Retype all of the data. Every line must match exactly.

* TASK MATERIAL *
# # #
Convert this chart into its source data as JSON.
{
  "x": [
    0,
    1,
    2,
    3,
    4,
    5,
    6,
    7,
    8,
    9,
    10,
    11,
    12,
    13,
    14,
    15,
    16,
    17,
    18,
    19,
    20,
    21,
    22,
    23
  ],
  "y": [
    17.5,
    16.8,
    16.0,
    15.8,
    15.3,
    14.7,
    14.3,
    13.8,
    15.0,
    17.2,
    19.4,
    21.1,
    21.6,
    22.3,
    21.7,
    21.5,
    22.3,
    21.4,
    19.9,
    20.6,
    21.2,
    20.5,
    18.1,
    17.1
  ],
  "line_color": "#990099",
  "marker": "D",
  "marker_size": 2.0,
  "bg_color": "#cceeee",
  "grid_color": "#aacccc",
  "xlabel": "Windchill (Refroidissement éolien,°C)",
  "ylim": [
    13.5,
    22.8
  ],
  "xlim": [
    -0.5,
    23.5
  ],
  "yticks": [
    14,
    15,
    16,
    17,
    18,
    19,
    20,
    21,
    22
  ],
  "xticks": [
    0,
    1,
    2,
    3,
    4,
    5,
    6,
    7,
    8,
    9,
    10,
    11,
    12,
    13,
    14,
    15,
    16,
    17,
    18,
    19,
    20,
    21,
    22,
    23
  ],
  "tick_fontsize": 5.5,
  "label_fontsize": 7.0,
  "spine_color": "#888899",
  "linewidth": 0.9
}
# # #
* IN RESPONSE *
Convert this chart into its source data as JSON.
{
  "x": [
    0,
    1,
    2,
    3,
    4,
    5,
    6,
    7,
    8,
    9,
    10,
    11,
    12,
    13,
    14,
    15,
    16,
    17,
    18,
    19,
    20,
    21,
    22,
    23
  ],
  "y": [
    17.5,
    16.8,
    16.0,
    15.8,
    15.3,
    14.7,
    14.3,
    13.8,
    15.0,
    17.2,
    19.4,
    21.1,
    21.6,
    22.3,
    21.7,
    21.5,
    22.3,
    21.4,
    19.9,
    20.6,
    21.2,
    20.5,
    18.1,
    17.1
  ],
  "line_color": "#990099",
  "marker": "D",
  "marker_size": 2.0,
  "bg_color": "#cceeee",
  "grid_color": "#aacccc",
  "xlabel": "Windchill (Refroidissement éolien,°C)",
  "ylim": [
    13.5,
    22.8
  ],
  "xlim": [
    -0.5,
    23.5
  ],
  "yticks": [
    14,
    15,
    16,
    17,
    18,
    19,
    20,
    21,
    22
  ],
  "xticks": [
    0,
    1,
    2,
    3,
    4,
    5,
    6,
    7,
    8,
    9,
    10,
    11,
    12,
    13,
    14,
    15,
    16,
    17,
    18,
    19,
    20,
    21,
    22,
    23
  ],
  "tick_fontsize": 5.5,
  "label_fontsize": 7.0,
  "spine_color": "#888899",
  "linewidth": 0.9
}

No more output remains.